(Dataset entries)
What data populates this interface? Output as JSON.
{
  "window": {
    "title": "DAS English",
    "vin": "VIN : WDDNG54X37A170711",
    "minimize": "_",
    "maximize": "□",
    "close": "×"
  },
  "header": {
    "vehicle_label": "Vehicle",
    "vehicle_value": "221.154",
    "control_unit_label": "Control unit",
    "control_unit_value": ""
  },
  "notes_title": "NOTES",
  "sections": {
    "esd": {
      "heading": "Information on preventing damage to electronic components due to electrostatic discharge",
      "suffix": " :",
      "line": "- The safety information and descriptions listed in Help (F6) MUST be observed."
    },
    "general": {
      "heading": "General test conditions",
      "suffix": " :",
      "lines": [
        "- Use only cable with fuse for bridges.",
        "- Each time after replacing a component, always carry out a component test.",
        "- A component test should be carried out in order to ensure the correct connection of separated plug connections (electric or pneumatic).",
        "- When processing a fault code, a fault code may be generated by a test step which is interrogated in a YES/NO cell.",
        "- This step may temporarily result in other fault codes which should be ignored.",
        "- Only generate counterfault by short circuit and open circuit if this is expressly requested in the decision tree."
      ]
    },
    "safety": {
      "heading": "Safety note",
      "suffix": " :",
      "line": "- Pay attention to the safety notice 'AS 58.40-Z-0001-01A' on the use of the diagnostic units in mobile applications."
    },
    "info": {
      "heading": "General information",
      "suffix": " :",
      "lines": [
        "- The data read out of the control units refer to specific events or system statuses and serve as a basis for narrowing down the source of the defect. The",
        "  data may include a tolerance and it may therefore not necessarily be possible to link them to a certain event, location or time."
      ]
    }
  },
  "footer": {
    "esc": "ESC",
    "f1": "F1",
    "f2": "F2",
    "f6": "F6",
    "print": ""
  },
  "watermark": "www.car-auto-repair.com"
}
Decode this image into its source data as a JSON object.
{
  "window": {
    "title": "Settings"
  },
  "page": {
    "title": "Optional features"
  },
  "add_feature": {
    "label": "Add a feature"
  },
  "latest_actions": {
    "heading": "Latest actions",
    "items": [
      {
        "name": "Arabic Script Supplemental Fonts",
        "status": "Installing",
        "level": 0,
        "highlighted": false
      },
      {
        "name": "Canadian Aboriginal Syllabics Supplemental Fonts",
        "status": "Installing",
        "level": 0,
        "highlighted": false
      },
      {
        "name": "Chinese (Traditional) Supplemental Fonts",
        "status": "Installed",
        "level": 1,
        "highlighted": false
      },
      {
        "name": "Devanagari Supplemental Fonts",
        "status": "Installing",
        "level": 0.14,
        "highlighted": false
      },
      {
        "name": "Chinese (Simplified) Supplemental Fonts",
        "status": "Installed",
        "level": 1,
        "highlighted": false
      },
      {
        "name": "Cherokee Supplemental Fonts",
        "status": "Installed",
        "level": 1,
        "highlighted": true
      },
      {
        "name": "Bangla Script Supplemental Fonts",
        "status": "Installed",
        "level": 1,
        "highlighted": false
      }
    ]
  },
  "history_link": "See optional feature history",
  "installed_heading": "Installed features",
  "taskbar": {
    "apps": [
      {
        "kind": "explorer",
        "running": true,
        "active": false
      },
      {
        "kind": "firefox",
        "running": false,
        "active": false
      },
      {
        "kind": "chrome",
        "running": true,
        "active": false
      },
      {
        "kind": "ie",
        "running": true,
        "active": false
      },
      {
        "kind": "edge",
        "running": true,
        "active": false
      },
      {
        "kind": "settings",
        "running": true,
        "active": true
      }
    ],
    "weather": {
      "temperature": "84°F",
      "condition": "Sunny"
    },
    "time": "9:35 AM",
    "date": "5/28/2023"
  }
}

Problem statement: Write out every line exactly as it stands.

Problem solution:
What data populates this interface? Output as JSON.
{
  "window": {
    "title": "DAS English",
    "vin": "VIN : WDDNG54X37A170711",
    "minimize": "_",
    "maximize": "□",
    "close": "×"
  },
  "header": {
    "vehicle_label": "Vehicle",
    "vehicle_value": "221.154",
    "control_unit_label": "Control unit",
    "control_unit_value": ""
  },
  "notes_title": "NOTES",
  "sections": {
    "esd": {
      "heading": "Information on preventing damage to electronic components due to electrostatic discharge",
      "suffix": " :",
      "line": "- The safety information and descriptions listed in Help (F6) MUST be observed."
    },
    "general": {
      "heading": "General test conditions",
      "suffix": " :",
      "lines": [
        "- Use only cable with fuse for bridges.",
        "- Each time after replacing a component, always carry out a component test.",
        "- A component test should be carried out in order to ensure the correct connection of separated plug connections (electric or pneumatic).",
        "- When processing a fault code, a fault code may be generated by a test step which is interrogated in a YES/NO cell.",
        "- This step may temporarily result in other fault codes which should be ignored.",
        "- Only generate counterfault by short circuit and open circuit if this is expressly requested in the decision tree."
      ]
    },
    "safety": {
      "heading": "Safety note",
      "suffix": " :",
      "line": "- Pay attention to the safety notice 'AS 58.40-Z-0001-01A' on the use of the diagnostic units in mobile applications."
    },
    "info": {
      "heading": "General information",
      "suffix": " :",
      "lines": [
        "- The data read out of the control units refer to specific events or system statuses and serve as a basis for narrowing down the source of the defect. The",
        "  data may include a tolerance and it may therefore not necessarily be possible to link them to a certain event, location or time."
      ]
    }
  },
  "footer": {
    "esc": "ESC",
    "f1": "F1",
    "f2": "F2",
    "f6": "F6",
    "print": ""
  },
  "watermark": "www.car-auto-repair.com"
}
Decode this image into its source data as a JSON object.
{
  "window": {
    "title": "Settings"
  },
  "page": {
    "title": "Optional features"
  },
  "add_feature": {
    "label": "Add a feature"
  },
  "latest_actions": {
    "heading": "Latest actions",
    "items": [
      {
        "name": "Arabic Script Supplemental Fonts",
        "status": "Installing",
        "level": 0,
        "highlighted": false
      },
      {
        "name": "Canadian Aboriginal Syllabics Supplemental Fonts",
        "status": "Installing",
        "level": 0,
        "highlighted": false
      },
      {
        "name": "Chinese (Traditional) Supplemental Fonts",
        "status": "Installed",
        "level": 1,
        "highlighted": false
      },
      {
        "name": "Devanagari Supplemental Fonts",
        "status": "Installing",
        "level": 0.14,
        "highlighted": false
      },
      {
        "name": "Chinese (Simplified) Supplemental Fonts",
        "status": "Installed",
        "level": 1,
        "highlighted": false
      },
      {
        "name": "Cherokee Supplemental Fonts",
        "status": "Installed",
        "level": 1,
        "highlighted": true
      },
      {
        "name": "Bangla Script Supplemental Fonts",
        "status": "Installed",
        "level": 1,
        "highlighted": false
      }
    ]
  },
  "history_link": "See optional feature history",
  "installed_heading": "Installed features",
  "taskbar": {
    "apps": [
      {
        "kind": "explorer",
        "running": true,
        "active": false
      },
      {
        "kind": "firefox",
        "running": false,
        "active": false
      },
      {
        "kind": "chrome",
        "running": true,
        "active": false
      },
      {
        "kind": "ie",
        "running": true,
        "active": false
      },
      {
        "kind": "edge",
        "running": true,
        "active": false
      },
      {
        "kind": "settings",
        "running": true,
        "active": true
      }
    ],
    "weather": {
      "temperature": "84°F",
      "condition": "Sunny"
    },
    "time": "9:35 AM",
    "date": "5/28/2023"
  }
}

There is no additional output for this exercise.